■ **TASK OBJECTIVE**: Copy all the material that follows, keeping every character the same.

◆ ◆ ◆ ◆ ◆ ◆ ◆

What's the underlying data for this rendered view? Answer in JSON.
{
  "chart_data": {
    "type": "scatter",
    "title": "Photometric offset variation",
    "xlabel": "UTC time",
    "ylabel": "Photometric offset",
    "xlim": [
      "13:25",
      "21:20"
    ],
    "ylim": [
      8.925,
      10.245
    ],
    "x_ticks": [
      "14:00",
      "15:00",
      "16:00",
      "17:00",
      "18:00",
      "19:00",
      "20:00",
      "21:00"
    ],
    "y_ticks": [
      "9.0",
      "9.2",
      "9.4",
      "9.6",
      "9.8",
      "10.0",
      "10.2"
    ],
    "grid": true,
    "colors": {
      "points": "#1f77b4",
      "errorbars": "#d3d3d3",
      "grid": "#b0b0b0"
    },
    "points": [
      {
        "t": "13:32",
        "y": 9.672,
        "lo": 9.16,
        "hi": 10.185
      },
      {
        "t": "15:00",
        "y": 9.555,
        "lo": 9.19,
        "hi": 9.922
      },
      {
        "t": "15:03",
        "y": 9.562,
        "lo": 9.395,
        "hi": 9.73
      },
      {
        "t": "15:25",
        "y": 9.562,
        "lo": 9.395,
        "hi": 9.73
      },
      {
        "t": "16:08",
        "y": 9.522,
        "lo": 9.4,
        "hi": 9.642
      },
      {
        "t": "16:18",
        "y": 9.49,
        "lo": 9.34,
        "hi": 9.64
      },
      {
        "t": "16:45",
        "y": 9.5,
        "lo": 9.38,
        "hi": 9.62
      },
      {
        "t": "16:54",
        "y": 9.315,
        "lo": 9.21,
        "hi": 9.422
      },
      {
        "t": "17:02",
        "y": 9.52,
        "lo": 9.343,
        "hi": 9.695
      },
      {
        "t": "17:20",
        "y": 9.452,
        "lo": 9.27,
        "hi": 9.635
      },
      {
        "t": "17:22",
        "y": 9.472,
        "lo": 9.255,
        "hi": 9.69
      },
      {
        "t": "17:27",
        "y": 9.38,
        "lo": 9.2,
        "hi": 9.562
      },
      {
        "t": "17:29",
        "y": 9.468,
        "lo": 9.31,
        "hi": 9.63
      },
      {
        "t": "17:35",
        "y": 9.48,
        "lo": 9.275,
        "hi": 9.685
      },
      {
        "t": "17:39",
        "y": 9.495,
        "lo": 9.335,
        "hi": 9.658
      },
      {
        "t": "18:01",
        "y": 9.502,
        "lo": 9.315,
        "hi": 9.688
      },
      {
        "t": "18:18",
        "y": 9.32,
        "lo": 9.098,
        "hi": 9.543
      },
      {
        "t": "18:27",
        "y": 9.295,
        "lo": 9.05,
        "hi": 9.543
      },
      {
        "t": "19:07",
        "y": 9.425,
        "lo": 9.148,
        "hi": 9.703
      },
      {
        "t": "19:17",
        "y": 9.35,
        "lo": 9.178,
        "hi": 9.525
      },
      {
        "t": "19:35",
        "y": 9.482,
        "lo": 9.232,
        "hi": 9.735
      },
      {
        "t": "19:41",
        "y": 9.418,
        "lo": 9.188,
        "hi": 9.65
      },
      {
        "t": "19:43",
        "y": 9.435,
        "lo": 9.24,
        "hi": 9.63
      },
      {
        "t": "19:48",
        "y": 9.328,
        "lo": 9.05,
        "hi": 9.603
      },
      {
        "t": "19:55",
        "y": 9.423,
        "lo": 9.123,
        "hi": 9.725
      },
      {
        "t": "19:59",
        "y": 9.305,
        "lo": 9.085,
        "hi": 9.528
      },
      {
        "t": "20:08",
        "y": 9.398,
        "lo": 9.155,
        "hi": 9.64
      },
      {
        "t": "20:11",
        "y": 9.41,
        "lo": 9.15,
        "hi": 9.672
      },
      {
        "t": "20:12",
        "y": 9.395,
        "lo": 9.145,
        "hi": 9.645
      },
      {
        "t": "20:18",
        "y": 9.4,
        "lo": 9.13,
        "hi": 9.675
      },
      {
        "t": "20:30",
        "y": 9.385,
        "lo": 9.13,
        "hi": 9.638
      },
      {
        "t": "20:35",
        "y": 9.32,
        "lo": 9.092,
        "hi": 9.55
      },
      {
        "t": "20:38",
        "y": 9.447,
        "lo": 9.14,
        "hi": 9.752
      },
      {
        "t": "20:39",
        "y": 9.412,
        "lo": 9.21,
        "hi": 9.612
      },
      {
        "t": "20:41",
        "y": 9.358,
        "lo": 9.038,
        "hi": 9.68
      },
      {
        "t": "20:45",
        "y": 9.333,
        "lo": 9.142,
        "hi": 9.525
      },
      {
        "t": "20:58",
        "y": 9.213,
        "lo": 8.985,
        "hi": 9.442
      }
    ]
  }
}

◆ ◆ ◆ ◆ ◆ ◆ ◆

■ **TASK OUTPUT**:
What's the underlying data for this rendered view? Answer in JSON.
{
  "chart_data": {
    "type": "scatter",
    "title": "Photometric offset variation",
    "xlabel": "UTC time",
    "ylabel": "Photometric offset",
    "xlim": [
      "13:25",
      "21:20"
    ],
    "ylim": [
      8.925,
      10.245
    ],
    "x_ticks": [
      "14:00",
      "15:00",
      "16:00",
      "17:00",
      "18:00",
      "19:00",
      "20:00",
      "21:00"
    ],
    "y_ticks": [
      "9.0",
      "9.2",
      "9.4",
      "9.6",
      "9.8",
      "10.0",
      "10.2"
    ],
    "grid": true,
    "colors": {
      "points": "#1f77b4",
      "errorbars": "#d3d3d3",
      "grid": "#b0b0b0"
    },
    "points": [
      {
        "t": "13:32",
        "y": 9.672,
        "lo": 9.16,
        "hi": 10.185
      },
      {
        "t": "15:00",
        "y": 9.555,
        "lo": 9.19,
        "hi": 9.922
      },
      {
        "t": "15:03",
        "y": 9.562,
        "lo": 9.395,
        "hi": 9.73
      },
      {
        "t": "15:25",
        "y": 9.562,
        "lo": 9.395,
        "hi": 9.73
      },
      {
        "t": "16:08",
        "y": 9.522,
        "lo": 9.4,
        "hi": 9.642
      },
      {
        "t": "16:18",
        "y": 9.49,
        "lo": 9.34,
        "hi": 9.64
      },
      {
        "t": "16:45",
        "y": 9.5,
        "lo": 9.38,
        "hi": 9.62
      },
      {
        "t": "16:54",
        "y": 9.315,
        "lo": 9.21,
        "hi": 9.422
      },
      {
        "t": "17:02",
        "y": 9.52,
        "lo": 9.343,
        "hi": 9.695
      },
      {
        "t": "17:20",
        "y": 9.452,
        "lo": 9.27,
        "hi": 9.635
      },
      {
        "t": "17:22",
        "y": 9.472,
        "lo": 9.255,
        "hi": 9.69
      },
      {
        "t": "17:27",
        "y": 9.38,
        "lo": 9.2,
        "hi": 9.562
      },
      {
        "t": "17:29",
        "y": 9.468,
        "lo": 9.31,
        "hi": 9.63
      },
      {
        "t": "17:35",
        "y": 9.48,
        "lo": 9.275,
        "hi": 9.685
      },
      {
        "t": "17:39",
        "y": 9.495,
        "lo": 9.335,
        "hi": 9.658
      },
      {
        "t": "18:01",
        "y": 9.502,
        "lo": 9.315,
        "hi": 9.688
      },
      {
        "t": "18:18",
        "y": 9.32,
        "lo": 9.098,
        "hi": 9.543
      },
      {
        "t": "18:27",
        "y": 9.295,
        "lo": 9.05,
        "hi": 9.543
      },
      {
        "t": "19:07",
        "y": 9.425,
        "lo": 9.148,
        "hi": 9.703
      },
      {
        "t": "19:17",
        "y": 9.35,
        "lo": 9.178,
        "hi": 9.525
      },
      {
        "t": "19:35",
        "y": 9.482,
        "lo": 9.232,
        "hi": 9.735
      },
      {
        "t": "19:41",
        "y": 9.418,
        "lo": 9.188,
        "hi": 9.65
      },
      {
        "t": "19:43",
        "y": 9.435,
        "lo": 9.24,
        "hi": 9.63
      },
      {
        "t": "19:48",
        "y": 9.328,
        "lo": 9.05,
        "hi": 9.603
      },
      {
        "t": "19:55",
        "y": 9.423,
        "lo": 9.123,
        "hi": 9.725
      },
      {
        "t": "19:59",
        "y": 9.305,
        "lo": 9.085,
        "hi": 9.528
      },
      {
        "t": "20:08",
        "y": 9.398,
        "lo": 9.155,
        "hi": 9.64
      },
      {
        "t": "20:11",
        "y": 9.41,
        "lo": 9.15,
        "hi": 9.672
      },
      {
        "t": "20:12",
        "y": 9.395,
        "lo": 9.145,
        "hi": 9.645
      },
      {
        "t": "20:18",
        "y": 9.4,
        "lo": 9.13,
        "hi": 9.675
      },
      {
        "t": "20:30",
        "y": 9.385,
        "lo": 9.13,
        "hi": 9.638
      },
      {
        "t": "20:35",
        "y": 9.32,
        "lo": 9.092,
        "hi": 9.55
      },
      {
        "t": "20:38",
        "y": 9.447,
        "lo": 9.14,
        "hi": 9.752
      },
      {
        "t": "20:39",
        "y": 9.412,
        "lo": 9.21,
        "hi": 9.612
      },
      {
        "t": "20:41",
        "y": 9.358,
        "lo": 9.038,
        "hi": 9.68
      },
      {
        "t": "20:45",
        "y": 9.333,
        "lo": 9.142,
        "hi": 9.525
      },
      {
        "t": "20:58",
        "y": 9.213,
        "lo": 8.985,
        "hi": 9.442
      }
    ]
  }
}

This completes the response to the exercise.